(Items from a figure collection)
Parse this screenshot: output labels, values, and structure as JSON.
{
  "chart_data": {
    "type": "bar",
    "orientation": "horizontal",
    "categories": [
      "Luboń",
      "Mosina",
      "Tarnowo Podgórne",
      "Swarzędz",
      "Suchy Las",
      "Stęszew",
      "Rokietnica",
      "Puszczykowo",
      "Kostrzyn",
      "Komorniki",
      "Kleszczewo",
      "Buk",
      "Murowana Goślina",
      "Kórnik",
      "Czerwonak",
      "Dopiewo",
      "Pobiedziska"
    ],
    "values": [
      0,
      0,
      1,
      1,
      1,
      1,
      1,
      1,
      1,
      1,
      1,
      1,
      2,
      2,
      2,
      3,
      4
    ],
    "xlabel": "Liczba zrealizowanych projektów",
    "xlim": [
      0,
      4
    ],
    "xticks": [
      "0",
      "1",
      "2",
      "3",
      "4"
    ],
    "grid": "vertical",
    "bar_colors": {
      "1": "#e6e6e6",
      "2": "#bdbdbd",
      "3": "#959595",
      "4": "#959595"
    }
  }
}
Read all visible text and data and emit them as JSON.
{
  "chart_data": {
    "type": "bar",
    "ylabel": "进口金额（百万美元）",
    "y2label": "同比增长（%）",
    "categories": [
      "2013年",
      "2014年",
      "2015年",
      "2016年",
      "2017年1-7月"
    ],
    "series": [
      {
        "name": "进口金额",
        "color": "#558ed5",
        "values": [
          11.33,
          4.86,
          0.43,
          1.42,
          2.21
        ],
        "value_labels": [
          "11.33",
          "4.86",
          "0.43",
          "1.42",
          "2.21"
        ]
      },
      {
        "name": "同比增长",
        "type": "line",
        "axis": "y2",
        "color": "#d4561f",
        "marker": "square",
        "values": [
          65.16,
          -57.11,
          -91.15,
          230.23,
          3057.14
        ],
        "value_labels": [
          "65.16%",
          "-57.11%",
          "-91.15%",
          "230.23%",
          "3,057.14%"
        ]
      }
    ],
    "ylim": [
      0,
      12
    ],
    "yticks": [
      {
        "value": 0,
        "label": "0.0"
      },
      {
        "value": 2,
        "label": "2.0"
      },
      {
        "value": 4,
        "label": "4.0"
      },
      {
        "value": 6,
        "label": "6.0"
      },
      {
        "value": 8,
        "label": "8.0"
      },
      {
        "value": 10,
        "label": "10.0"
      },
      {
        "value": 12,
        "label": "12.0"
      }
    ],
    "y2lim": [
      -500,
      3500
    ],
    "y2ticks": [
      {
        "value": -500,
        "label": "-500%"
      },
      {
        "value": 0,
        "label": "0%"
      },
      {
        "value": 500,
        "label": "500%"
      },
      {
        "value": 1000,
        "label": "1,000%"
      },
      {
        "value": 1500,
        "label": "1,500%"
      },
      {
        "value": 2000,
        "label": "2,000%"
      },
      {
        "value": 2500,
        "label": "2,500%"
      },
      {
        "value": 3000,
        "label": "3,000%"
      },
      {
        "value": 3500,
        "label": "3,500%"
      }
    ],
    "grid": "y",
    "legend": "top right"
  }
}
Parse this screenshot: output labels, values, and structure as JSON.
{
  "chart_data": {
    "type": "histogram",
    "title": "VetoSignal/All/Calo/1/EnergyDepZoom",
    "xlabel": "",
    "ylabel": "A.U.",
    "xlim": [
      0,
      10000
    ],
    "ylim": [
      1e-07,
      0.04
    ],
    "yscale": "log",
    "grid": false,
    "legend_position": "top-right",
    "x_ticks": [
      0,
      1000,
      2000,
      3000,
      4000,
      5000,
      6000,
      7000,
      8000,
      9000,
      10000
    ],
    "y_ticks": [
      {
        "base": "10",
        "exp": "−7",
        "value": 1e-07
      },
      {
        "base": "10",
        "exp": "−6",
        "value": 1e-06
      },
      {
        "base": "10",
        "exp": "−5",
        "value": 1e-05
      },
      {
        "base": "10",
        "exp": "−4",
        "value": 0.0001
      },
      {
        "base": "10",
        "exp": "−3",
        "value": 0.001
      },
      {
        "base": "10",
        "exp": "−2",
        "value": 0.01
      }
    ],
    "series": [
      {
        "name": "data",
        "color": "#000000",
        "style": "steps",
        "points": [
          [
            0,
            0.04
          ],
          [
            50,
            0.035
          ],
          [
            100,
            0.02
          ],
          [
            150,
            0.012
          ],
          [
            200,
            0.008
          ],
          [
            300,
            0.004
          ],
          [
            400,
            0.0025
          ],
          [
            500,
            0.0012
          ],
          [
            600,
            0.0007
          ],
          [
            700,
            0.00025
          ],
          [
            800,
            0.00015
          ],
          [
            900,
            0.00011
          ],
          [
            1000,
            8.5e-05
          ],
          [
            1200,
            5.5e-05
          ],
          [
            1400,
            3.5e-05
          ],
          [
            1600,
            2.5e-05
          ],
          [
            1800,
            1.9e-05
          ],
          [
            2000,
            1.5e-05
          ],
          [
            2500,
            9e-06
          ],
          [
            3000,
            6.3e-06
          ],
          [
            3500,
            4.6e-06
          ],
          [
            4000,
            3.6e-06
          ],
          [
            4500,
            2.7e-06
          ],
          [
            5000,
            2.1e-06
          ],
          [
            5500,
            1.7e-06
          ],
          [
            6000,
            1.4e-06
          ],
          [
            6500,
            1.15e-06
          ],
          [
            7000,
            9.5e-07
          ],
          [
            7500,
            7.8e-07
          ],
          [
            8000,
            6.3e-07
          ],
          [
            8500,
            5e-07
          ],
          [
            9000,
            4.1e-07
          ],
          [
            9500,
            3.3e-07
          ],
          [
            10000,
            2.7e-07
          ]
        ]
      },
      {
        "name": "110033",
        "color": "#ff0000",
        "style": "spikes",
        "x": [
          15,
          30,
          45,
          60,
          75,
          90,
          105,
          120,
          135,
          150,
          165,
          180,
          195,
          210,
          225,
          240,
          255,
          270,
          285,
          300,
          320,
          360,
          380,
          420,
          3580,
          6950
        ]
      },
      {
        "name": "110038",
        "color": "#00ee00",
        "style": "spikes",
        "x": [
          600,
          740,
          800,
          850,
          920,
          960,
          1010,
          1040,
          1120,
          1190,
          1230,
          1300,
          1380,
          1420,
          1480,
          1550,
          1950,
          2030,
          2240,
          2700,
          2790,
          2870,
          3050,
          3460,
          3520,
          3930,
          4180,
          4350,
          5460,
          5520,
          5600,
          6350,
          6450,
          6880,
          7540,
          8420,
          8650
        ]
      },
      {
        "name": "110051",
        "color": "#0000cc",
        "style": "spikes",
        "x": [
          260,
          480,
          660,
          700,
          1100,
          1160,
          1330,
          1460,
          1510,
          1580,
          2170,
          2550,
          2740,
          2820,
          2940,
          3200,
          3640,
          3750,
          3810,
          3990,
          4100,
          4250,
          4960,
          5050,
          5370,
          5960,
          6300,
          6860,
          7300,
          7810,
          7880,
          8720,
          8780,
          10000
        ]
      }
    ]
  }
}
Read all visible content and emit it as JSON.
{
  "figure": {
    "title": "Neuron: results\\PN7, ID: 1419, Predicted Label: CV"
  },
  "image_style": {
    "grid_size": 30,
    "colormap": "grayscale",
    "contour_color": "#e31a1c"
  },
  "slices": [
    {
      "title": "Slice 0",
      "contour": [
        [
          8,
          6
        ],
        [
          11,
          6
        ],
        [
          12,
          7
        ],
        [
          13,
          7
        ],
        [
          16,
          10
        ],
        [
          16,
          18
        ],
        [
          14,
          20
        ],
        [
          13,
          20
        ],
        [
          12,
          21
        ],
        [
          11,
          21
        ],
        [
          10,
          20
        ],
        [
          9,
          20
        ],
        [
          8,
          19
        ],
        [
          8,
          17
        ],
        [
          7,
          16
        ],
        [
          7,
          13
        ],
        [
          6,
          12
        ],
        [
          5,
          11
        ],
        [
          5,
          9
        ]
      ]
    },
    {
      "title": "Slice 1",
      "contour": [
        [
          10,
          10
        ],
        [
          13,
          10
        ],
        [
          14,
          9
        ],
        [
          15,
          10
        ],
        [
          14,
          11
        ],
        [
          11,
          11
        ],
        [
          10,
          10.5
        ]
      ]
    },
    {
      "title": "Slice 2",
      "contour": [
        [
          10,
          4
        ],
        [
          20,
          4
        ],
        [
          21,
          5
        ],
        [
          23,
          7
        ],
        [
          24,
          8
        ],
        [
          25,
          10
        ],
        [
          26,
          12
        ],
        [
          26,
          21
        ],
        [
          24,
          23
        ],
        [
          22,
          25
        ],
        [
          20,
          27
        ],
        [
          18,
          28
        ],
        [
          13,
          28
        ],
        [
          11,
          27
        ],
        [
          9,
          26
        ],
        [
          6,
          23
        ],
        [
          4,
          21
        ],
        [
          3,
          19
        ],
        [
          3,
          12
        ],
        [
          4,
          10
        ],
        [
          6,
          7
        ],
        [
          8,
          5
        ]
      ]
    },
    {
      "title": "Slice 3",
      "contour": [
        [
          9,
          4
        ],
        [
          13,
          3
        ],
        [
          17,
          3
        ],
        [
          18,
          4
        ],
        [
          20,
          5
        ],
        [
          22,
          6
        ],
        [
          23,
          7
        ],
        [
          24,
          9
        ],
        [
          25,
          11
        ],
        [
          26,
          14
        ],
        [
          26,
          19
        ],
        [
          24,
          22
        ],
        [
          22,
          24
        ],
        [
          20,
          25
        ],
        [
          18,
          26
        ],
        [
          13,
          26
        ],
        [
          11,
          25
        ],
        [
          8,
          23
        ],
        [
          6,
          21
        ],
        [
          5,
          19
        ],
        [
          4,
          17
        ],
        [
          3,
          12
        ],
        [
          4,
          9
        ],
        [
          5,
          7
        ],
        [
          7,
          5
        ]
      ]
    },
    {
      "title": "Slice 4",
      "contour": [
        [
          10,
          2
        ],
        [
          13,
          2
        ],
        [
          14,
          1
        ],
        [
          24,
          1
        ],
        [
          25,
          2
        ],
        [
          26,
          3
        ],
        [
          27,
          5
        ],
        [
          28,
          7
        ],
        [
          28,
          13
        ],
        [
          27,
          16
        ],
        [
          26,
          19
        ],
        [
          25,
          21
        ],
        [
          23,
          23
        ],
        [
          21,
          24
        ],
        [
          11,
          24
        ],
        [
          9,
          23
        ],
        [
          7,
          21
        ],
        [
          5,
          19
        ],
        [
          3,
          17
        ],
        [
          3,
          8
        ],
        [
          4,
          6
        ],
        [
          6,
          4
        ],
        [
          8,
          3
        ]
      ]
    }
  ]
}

Task details
Check each line of the records for the word "Read" and extract those that contain it.

The response
Read all visible text and data and emit them as JSON.
Read all visible content and emit it as JSON.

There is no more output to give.